Repeat every line of the listing below exactly, minus the pictures.

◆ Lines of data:
++++
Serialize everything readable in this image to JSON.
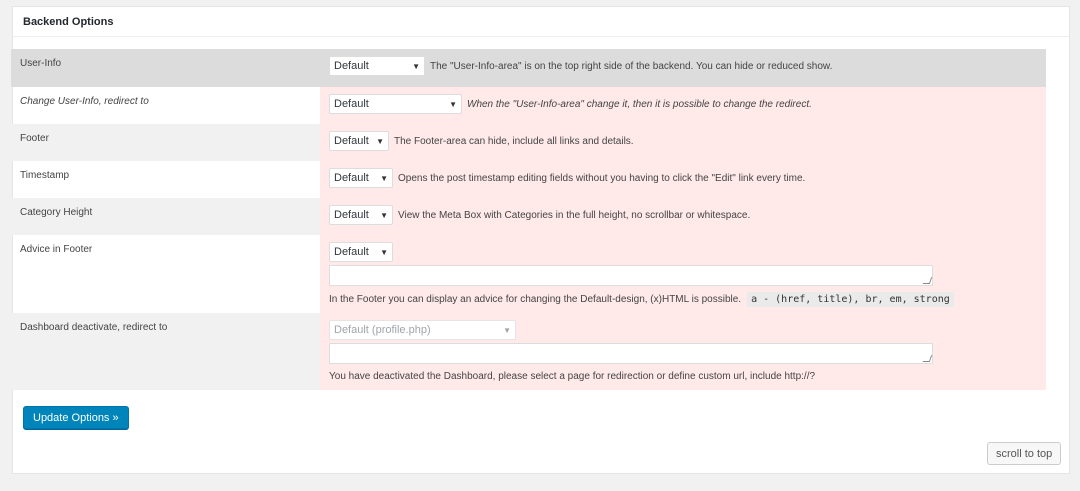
{
  "panel": {
    "title": "Backend Options"
  },
  "rows": [
    {
      "label": "User-Info",
      "select": "Default",
      "description": "The \"User-Info-area\" is on the top right side of the backend. You can hide or reduced show."
    },
    {
      "label": "Change User-Info, redirect to",
      "select": "Default",
      "description": "When the \"User-Info-area\" change it, then it is possible to change the redirect."
    },
    {
      "label": "Footer",
      "select": "Default",
      "description": "The Footer-area can hide, include all links and details."
    },
    {
      "label": "Timestamp",
      "select": "Default",
      "description": "Opens the post timestamp editing fields without you having to click the \"Edit\" link every time."
    },
    {
      "label": "Category Height",
      "select": "Default",
      "description": "View the Meta Box with Categories in the full height, no scrollbar or whitespace."
    },
    {
      "label": "Advice in Footer",
      "select": "Default",
      "textarea": "",
      "description": "In the Footer you can display an advice for changing the Default-design, (x)HTML is possible.",
      "code": "a - (href, title), br, em, strong"
    },
    {
      "label": "Dashboard deactivate, redirect to",
      "select": "Default (profile.php)",
      "textarea": "",
      "description": "You have deactivated the Dashboard, please select a page for redirection or define custom url, include http://?"
    }
  ],
  "buttons": {
    "update": "Update Options »",
    "scroll_top": "scroll to top"
  },
  "colors": {
    "accent": "#0085ba",
    "field_bg": "#ffe9e9",
    "first_row_bg": "#dcdcdc"
  }
}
++++
◆ ANSWER TO THE PROBLEM:
Serialize everything readable in this image to JSON.
{
  "panel": {
    "title": "Backend Options"
  },
  "rows": [
    {
      "label": "User-Info",
      "select": "Default",
      "description": "The \"User-Info-area\" is on the top right side of the backend. You can hide or reduced show."
    },
    {
      "label": "Change User-Info, redirect to",
      "select": "Default",
      "description": "When the \"User-Info-area\" change it, then it is possible to change the redirect."
    },
    {
      "label": "Footer",
      "select": "Default",
      "description": "The Footer-area can hide, include all links and details."
    },
    {
      "label": "Timestamp",
      "select": "Default",
      "description": "Opens the post timestamp editing fields without you having to click the \"Edit\" link every time."
    },
    {
      "label": "Category Height",
      "select": "Default",
      "description": "View the Meta Box with Categories in the full height, no scrollbar or whitespace."
    },
    {
      "label": "Advice in Footer",
      "select": "Default",
      "textarea": "",
      "description": "In the Footer you can display an advice for changing the Default-design, (x)HTML is possible.",
      "code": "a - (href, title), br, em, strong"
    },
    {
      "label": "Dashboard deactivate, redirect to",
      "select": "Default (profile.php)",
      "textarea": "",
      "description": "You have deactivated the Dashboard, please select a page for redirection or define custom url, include http://?"
    }
  ],
  "buttons": {
    "update": "Update Options »",
    "scroll_top": "scroll to top"
  },
  "colors": {
    "accent": "#0085ba",
    "field_bg": "#ffe9e9",
    "first_row_bg": "#dcdcdc"
  }
}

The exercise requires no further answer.